Begin
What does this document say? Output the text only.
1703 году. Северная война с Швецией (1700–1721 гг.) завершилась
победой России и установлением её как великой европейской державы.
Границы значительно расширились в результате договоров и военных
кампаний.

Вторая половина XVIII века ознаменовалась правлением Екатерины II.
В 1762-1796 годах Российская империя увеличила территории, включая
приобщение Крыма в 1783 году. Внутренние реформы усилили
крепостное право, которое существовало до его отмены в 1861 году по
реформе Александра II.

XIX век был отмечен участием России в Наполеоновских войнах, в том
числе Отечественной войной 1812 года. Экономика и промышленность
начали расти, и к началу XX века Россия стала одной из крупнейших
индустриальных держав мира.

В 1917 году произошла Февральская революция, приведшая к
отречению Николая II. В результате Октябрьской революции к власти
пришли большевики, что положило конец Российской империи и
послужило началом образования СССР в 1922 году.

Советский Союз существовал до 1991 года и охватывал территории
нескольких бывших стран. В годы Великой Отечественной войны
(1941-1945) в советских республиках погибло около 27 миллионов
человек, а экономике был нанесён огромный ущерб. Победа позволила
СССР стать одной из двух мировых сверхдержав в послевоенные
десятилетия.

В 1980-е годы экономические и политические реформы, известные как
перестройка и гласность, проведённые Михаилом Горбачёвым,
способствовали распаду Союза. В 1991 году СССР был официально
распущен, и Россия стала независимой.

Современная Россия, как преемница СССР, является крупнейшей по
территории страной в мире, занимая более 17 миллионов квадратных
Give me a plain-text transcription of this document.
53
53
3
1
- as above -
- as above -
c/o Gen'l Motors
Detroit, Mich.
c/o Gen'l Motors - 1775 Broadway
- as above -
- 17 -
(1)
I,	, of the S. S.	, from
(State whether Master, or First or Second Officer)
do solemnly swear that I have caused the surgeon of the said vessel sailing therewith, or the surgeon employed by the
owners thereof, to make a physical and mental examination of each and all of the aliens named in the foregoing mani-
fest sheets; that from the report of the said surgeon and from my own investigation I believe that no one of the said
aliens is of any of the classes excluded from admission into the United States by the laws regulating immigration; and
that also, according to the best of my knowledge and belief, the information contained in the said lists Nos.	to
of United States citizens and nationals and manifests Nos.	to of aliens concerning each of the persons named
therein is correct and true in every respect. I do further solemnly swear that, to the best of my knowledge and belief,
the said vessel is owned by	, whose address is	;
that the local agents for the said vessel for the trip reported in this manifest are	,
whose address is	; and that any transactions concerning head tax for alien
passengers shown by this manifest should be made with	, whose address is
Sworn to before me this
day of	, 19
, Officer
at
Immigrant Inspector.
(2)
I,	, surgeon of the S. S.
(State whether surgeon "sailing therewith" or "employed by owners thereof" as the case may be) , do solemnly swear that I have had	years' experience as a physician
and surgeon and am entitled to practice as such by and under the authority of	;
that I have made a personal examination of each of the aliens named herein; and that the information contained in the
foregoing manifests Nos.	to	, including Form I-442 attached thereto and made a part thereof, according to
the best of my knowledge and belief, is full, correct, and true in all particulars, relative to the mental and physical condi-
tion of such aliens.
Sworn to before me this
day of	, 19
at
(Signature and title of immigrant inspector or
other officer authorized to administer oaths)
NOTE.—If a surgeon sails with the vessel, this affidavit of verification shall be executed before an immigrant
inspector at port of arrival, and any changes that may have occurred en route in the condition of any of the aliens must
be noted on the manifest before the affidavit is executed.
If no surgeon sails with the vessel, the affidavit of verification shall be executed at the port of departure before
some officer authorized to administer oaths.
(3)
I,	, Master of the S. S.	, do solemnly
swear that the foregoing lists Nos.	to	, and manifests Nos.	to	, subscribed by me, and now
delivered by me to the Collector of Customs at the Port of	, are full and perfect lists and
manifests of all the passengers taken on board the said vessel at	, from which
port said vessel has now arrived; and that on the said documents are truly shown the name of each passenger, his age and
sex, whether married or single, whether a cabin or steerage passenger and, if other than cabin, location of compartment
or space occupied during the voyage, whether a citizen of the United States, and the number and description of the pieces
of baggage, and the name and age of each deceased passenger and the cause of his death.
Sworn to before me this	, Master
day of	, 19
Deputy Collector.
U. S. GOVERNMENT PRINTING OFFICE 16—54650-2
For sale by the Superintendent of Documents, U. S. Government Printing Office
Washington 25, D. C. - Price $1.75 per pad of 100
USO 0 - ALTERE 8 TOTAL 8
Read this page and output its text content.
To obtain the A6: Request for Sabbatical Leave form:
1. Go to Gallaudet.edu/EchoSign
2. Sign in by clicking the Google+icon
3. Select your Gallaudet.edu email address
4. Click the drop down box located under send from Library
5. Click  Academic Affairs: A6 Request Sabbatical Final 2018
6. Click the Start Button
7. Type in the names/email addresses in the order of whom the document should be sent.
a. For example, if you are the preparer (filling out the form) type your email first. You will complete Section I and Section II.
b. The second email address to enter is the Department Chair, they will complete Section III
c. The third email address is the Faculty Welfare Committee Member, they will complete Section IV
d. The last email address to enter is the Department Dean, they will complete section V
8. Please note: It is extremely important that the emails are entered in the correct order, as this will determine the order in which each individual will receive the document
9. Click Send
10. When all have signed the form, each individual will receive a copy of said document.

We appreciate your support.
End
- TASK BRIEF -
Looking at the records above, work out how many lines include the string "your". Give the number and nothing else.

- TASK RESULT -
3